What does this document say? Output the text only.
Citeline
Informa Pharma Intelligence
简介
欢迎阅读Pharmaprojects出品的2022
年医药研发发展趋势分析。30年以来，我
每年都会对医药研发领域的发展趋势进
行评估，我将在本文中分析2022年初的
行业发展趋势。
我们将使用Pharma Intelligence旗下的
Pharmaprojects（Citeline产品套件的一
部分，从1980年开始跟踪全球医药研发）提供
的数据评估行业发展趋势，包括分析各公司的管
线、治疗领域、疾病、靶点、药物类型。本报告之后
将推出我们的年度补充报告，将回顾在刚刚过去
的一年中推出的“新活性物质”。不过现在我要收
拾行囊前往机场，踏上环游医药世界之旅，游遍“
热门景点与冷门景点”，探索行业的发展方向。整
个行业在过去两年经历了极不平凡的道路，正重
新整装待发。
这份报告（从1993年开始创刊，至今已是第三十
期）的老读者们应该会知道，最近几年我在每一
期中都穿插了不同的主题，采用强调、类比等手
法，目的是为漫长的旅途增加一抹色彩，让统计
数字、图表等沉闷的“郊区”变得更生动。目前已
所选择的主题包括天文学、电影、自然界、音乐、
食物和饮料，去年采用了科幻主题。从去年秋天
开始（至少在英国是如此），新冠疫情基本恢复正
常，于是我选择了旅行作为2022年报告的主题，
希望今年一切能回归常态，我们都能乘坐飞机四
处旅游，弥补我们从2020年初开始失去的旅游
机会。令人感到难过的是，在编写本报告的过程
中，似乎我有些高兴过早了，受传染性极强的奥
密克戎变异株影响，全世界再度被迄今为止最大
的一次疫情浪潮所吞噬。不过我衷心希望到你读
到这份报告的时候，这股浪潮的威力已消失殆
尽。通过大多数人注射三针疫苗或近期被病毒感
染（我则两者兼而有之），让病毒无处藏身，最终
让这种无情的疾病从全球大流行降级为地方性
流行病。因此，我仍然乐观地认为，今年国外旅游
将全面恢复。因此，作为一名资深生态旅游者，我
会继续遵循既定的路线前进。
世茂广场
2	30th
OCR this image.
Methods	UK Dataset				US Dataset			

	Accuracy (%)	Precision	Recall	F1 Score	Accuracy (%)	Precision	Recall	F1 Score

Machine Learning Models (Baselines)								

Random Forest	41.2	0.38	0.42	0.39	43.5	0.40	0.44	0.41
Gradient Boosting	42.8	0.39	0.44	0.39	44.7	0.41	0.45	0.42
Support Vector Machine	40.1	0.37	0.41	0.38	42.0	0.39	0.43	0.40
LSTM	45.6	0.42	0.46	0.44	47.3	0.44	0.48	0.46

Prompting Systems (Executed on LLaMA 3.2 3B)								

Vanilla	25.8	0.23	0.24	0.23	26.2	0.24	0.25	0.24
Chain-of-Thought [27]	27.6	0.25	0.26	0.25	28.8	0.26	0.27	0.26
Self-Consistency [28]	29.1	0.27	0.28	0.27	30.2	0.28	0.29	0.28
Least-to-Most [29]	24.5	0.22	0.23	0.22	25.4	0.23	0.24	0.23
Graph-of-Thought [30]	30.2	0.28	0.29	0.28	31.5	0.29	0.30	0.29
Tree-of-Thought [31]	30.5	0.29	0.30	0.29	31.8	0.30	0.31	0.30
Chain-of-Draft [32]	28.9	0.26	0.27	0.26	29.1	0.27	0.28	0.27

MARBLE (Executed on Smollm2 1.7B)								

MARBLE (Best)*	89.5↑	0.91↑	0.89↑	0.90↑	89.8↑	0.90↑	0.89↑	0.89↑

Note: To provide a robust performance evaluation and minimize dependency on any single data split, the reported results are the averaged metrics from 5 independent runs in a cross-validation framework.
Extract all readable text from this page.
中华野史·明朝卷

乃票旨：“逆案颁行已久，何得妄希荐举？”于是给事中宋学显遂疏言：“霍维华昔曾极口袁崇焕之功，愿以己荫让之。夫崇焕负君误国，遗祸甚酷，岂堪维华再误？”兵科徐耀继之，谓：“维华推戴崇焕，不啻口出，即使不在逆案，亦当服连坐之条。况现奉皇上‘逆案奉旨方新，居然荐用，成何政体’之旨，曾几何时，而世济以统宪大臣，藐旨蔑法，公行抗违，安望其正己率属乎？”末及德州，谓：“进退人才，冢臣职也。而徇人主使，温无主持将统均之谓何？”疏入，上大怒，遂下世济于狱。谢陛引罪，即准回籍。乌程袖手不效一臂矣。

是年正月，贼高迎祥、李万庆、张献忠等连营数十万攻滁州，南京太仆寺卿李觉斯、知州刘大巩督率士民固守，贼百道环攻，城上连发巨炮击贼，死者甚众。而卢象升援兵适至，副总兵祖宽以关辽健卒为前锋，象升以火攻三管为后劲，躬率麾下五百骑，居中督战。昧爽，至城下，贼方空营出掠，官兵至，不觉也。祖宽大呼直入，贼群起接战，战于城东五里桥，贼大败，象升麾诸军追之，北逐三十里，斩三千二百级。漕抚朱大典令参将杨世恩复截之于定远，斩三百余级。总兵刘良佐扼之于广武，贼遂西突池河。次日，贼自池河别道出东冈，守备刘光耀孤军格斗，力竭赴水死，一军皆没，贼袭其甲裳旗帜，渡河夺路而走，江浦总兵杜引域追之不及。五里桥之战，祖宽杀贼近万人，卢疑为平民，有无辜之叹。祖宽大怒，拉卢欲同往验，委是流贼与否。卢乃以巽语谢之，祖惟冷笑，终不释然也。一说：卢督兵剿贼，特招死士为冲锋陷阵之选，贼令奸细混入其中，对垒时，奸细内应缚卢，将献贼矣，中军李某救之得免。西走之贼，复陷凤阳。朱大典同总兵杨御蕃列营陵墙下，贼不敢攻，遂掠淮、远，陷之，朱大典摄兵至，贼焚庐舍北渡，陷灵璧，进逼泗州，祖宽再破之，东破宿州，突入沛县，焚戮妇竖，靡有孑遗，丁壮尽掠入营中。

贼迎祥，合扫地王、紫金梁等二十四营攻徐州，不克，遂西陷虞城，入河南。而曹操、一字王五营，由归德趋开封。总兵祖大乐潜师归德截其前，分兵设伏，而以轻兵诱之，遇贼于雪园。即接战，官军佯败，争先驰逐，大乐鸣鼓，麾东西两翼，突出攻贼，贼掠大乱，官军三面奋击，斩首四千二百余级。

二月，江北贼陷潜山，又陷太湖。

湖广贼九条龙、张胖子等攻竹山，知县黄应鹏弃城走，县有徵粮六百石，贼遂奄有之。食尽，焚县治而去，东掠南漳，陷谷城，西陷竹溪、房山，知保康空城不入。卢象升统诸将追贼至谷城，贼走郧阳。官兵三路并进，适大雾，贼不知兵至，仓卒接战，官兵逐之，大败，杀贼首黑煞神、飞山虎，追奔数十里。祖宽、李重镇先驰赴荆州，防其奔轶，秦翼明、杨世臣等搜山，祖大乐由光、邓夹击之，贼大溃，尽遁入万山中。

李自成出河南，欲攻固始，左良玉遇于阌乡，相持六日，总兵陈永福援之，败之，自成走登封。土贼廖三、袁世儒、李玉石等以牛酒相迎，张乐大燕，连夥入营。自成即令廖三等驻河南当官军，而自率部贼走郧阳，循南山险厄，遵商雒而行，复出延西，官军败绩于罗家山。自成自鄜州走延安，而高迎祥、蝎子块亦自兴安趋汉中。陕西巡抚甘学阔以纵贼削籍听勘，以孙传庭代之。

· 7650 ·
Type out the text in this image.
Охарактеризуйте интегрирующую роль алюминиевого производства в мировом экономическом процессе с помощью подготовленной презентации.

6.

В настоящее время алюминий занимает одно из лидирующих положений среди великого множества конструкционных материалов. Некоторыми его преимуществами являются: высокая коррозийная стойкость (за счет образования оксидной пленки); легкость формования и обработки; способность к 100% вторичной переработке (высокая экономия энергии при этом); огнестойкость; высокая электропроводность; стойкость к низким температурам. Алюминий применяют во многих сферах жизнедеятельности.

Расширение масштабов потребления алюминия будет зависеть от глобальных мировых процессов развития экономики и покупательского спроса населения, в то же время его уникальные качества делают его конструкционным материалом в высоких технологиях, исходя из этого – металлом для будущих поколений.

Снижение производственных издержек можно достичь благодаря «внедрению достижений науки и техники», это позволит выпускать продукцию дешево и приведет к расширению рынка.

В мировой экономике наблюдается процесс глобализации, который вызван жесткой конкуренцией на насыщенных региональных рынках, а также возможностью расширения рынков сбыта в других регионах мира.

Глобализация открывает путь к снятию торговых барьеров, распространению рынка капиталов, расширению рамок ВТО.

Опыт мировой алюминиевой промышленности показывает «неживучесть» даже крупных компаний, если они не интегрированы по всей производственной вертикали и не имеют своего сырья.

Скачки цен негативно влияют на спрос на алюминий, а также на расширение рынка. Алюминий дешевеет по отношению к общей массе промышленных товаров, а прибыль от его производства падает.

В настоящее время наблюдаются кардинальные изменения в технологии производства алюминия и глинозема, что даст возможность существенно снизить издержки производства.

#####

Stated exercise: Select every line of the records holding the string "image".

Right answer:
OCR this image.
Type out the text in this image.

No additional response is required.